*EXCERPTED PASSAGE:*

@StopHateAgainstAutisticPeople
There is no hate here, we are all trying so so hard to understand and make it work. Many of us are ND ourselves. It's the awareness of the impact on others and the communication of this that is the problem- on both sides too as there is so little advice when couples truly seek help- all the advice is rooted in NT relationships and/ or abusive relationships- we don't fit in to the boxes. So you say "I have this problem and it feels like this, and it makes me feel like this" there is your starting point to open a dialogue with your partner and to work on some methods and strategies together, that is an example of trying to make it work, but none of us seem to be able to get to that stage.

*DATASET CONTENT:*
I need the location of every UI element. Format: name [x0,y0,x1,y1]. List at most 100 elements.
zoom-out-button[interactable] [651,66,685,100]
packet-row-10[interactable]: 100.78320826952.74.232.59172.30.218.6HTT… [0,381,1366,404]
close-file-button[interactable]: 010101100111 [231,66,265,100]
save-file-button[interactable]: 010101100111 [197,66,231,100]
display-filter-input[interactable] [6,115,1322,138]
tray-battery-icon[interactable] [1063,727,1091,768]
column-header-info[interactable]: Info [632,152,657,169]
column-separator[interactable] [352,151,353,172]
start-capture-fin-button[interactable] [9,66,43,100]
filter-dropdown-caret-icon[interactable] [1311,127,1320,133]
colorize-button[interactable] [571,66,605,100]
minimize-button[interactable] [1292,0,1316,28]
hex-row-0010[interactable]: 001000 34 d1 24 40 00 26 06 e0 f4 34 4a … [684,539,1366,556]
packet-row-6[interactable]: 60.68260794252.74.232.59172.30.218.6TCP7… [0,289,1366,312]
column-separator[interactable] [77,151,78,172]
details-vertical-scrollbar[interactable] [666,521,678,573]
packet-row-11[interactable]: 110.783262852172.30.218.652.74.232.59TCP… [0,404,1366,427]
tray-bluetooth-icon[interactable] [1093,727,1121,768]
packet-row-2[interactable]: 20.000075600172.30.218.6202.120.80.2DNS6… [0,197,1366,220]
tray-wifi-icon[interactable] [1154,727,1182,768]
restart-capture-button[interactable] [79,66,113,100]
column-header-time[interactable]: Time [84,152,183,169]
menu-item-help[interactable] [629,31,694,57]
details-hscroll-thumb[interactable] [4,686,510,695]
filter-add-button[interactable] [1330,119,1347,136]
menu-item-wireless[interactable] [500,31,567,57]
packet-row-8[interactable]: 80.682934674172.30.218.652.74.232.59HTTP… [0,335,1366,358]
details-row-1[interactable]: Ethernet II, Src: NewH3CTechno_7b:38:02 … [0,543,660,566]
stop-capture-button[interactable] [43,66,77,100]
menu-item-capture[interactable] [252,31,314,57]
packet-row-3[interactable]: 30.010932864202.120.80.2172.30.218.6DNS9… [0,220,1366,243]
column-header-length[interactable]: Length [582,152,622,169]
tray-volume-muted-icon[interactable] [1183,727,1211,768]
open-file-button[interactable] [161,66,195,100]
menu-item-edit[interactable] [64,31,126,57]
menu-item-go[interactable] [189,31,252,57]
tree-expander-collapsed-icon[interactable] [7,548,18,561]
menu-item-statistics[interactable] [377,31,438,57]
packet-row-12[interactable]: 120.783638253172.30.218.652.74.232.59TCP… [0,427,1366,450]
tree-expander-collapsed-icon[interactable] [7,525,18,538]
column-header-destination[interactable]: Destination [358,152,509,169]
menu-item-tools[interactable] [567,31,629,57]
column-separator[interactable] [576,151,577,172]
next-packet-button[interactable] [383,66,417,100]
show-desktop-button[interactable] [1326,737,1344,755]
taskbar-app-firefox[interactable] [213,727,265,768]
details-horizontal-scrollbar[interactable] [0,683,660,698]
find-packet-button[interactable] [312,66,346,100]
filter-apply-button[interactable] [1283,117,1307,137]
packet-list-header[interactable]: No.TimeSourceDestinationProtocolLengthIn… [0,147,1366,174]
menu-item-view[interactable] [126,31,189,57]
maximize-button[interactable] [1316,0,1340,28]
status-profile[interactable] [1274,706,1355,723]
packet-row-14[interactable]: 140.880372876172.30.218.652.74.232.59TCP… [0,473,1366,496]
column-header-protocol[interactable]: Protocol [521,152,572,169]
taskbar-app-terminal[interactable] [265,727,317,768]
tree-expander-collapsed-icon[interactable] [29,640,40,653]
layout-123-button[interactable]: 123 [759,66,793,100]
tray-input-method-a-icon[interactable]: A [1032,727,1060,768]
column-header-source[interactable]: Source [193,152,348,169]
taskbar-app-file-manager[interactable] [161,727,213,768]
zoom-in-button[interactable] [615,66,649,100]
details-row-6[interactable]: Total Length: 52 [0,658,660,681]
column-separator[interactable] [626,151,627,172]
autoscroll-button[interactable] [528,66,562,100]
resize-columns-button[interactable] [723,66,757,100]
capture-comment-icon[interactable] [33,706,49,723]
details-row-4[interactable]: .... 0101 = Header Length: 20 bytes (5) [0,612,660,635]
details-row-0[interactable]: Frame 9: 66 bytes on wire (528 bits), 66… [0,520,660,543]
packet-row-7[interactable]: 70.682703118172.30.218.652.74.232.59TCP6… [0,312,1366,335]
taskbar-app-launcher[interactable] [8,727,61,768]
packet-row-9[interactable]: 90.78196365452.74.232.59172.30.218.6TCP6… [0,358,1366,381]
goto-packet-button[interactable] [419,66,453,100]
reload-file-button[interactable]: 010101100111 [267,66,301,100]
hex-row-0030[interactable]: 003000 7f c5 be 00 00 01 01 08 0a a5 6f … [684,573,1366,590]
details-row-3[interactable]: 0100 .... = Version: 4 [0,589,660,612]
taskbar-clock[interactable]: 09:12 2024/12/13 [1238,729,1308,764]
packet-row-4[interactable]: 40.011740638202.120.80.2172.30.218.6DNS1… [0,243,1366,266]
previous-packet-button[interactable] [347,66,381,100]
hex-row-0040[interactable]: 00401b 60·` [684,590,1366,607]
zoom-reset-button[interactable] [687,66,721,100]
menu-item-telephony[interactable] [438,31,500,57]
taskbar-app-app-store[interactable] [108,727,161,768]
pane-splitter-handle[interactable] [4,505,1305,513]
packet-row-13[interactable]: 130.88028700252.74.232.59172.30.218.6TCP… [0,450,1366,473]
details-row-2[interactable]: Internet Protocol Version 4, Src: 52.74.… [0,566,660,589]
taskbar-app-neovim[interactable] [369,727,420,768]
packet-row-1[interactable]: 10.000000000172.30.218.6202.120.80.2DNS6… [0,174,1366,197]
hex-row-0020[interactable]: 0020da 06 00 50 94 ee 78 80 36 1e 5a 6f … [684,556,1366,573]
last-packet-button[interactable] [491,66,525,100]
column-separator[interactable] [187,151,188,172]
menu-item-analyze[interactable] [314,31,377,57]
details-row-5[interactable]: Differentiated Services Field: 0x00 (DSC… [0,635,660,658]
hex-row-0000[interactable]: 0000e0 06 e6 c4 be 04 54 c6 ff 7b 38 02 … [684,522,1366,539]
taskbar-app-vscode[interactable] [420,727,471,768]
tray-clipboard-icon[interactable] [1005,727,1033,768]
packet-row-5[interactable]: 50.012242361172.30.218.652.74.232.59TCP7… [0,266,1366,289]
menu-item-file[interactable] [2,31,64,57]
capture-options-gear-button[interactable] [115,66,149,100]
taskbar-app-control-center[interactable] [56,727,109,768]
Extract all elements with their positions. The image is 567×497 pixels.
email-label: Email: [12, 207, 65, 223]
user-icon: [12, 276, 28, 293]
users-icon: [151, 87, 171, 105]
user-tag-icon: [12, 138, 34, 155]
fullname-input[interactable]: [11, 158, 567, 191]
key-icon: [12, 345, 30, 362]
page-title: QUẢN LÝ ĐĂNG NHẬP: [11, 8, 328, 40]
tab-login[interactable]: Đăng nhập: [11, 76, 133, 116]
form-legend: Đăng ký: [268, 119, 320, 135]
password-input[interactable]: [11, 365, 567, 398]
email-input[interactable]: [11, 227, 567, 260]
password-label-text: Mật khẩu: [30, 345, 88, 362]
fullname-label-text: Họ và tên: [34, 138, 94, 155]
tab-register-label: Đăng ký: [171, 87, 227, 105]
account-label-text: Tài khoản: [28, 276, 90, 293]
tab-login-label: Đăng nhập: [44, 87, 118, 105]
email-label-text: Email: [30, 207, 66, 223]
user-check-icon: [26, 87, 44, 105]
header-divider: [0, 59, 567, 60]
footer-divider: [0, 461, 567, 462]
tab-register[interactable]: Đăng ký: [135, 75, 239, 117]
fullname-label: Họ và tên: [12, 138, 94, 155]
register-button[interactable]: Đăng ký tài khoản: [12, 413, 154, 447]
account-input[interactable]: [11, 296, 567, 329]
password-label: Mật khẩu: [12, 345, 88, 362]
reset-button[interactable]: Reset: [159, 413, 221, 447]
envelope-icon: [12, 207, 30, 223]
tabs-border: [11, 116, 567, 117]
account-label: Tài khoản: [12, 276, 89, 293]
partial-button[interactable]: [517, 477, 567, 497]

*PROBLEMS TO SOLVE:*
[a] Answer these questions about the reply addressed to @StopHateAgainstAutisticPeople:
(i) What does the writer say many of them are?
(ii) In what kinds of relationships is all the available advice rooted?
(iii) What statement does the writer offer as a starting point for opening a dialogue with a partner?
[b] Pick up the reply addressed to @StopHateAgainstAutisticPeople after its final sentence and carry it on in the same voice.

*ANSWERS BY TASK:*
[a]
(i) Many of them are ND themselves.
(ii) All the advice is rooted in NT relationships and/or abusive relationships.
(iii) "I have this problem and it feels like this, and it makes me feel like this."

[b]
I'm autistic and I remember all the details of my DH's schedule, how he is feeling, what's going on with him, listen to what he's saying, check in with him, ask about his life, I am interested! It hurts when he doesn't even have a look at the calendar to check what I'm doing. Or ask if I had a nice time when I come home, even ask where I have been, because he is very deeply in to his special interest, ask how I am and respond accordingly. I GET IT, but there is room for growth. Also for a lot of us, the "feeling seen" happened a lot at the beginning of the relationship, so we feel sad that we know it is in there, and feels like a massive rejection that it is no longer there.
Please don't think this is hate, we are trying to make things work for the sake of everyone in the situation. Sharing our experiences is helping us. In the same way people say "everyone is a bit autistic" GRRRRRR many people say to people like the people on this thread "oh yeah marriage/men is just like that", totally dismissing and invalidating our experience.